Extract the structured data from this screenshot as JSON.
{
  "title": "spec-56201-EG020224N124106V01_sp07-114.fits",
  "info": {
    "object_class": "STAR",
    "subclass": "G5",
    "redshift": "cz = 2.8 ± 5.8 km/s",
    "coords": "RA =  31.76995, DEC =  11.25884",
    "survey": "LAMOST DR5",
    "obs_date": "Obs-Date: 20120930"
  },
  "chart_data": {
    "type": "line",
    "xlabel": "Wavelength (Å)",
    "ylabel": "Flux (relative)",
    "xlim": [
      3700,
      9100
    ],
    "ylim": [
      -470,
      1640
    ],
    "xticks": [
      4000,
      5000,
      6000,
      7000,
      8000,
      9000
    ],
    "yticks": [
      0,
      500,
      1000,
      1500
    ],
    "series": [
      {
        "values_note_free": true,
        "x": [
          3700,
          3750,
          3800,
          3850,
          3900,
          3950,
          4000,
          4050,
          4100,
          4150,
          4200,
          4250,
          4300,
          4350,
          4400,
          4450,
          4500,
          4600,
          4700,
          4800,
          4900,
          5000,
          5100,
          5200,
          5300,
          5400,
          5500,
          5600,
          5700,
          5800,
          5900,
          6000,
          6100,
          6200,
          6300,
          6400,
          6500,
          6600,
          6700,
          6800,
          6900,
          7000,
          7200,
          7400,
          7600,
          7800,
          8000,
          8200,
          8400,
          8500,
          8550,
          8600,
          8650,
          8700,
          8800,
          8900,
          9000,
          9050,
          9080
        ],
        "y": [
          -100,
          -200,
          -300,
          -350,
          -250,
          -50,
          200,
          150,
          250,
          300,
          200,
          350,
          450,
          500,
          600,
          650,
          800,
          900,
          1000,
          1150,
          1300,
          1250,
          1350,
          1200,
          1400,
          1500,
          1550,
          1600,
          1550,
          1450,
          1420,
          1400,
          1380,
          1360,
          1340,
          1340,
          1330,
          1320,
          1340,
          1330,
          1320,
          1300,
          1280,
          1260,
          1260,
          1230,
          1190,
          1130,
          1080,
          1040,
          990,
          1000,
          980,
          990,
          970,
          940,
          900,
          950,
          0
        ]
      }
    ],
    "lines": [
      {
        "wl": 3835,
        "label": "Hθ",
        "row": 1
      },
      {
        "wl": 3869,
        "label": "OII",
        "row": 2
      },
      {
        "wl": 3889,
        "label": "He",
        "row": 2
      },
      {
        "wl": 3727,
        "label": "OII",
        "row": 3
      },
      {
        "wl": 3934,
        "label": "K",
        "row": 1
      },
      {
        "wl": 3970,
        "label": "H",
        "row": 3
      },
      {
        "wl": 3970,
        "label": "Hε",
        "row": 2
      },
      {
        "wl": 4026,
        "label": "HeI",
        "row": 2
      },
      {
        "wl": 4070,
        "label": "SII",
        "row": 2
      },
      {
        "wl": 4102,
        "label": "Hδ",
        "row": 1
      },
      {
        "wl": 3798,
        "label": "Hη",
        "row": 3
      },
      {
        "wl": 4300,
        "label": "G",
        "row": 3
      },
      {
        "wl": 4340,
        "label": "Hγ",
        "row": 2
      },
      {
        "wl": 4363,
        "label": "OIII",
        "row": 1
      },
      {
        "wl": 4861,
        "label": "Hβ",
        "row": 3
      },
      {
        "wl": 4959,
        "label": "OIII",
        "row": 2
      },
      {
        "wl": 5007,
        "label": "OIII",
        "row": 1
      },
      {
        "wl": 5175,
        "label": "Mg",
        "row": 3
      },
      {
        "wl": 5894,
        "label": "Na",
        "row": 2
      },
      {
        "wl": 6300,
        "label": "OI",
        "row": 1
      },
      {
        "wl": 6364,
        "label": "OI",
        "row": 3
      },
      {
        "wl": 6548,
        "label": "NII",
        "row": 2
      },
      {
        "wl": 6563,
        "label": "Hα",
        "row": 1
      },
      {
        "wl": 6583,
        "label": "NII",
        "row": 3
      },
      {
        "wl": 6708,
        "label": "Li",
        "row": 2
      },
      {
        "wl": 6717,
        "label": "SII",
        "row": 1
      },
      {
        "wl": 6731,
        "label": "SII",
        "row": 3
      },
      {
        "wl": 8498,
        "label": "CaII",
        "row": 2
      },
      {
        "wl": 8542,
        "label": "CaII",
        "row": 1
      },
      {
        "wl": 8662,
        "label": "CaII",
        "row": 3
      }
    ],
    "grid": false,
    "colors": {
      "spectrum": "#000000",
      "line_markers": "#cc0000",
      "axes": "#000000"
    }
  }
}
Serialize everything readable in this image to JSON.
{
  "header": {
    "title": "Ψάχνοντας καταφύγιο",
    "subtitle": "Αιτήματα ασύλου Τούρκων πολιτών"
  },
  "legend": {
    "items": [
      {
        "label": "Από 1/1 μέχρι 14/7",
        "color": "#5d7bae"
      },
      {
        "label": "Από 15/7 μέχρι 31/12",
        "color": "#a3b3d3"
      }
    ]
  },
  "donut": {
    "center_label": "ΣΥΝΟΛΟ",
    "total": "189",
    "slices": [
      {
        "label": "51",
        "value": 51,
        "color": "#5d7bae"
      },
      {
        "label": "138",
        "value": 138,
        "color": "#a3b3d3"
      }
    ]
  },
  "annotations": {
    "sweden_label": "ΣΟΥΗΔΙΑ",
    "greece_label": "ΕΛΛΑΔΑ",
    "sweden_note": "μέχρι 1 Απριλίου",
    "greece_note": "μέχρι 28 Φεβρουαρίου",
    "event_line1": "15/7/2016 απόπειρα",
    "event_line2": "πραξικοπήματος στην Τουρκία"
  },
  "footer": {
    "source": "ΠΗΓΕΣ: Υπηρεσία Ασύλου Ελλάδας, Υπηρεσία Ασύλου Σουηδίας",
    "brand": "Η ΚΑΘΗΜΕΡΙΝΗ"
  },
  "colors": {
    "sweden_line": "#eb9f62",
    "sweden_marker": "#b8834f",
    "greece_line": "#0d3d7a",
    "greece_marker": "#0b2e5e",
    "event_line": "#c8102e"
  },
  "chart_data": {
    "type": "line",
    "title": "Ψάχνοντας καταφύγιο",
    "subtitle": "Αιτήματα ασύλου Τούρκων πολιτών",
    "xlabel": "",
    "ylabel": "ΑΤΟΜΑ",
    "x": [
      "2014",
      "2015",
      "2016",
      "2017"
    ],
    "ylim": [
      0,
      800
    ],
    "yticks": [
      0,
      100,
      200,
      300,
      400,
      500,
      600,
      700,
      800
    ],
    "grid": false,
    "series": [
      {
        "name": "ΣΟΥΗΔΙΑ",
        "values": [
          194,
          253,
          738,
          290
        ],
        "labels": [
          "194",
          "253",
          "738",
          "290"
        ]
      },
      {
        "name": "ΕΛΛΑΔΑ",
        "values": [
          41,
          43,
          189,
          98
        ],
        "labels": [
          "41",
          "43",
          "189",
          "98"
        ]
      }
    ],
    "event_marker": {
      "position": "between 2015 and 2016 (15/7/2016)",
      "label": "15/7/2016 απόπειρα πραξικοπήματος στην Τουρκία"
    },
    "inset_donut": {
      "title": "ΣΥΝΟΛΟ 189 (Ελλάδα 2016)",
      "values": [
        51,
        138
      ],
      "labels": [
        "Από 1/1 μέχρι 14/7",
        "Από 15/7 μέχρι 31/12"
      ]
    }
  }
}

Goal of the exercise: Check each line of the records for "ΣΥΝΟΛΟ" and copy the ones that contain it.

Output of the exercise:
    "center_label": "ΣΥΝΟΛΟ",
      "title": "ΣΥΝΟΛΟ 189 (Ελλάδα 2016)",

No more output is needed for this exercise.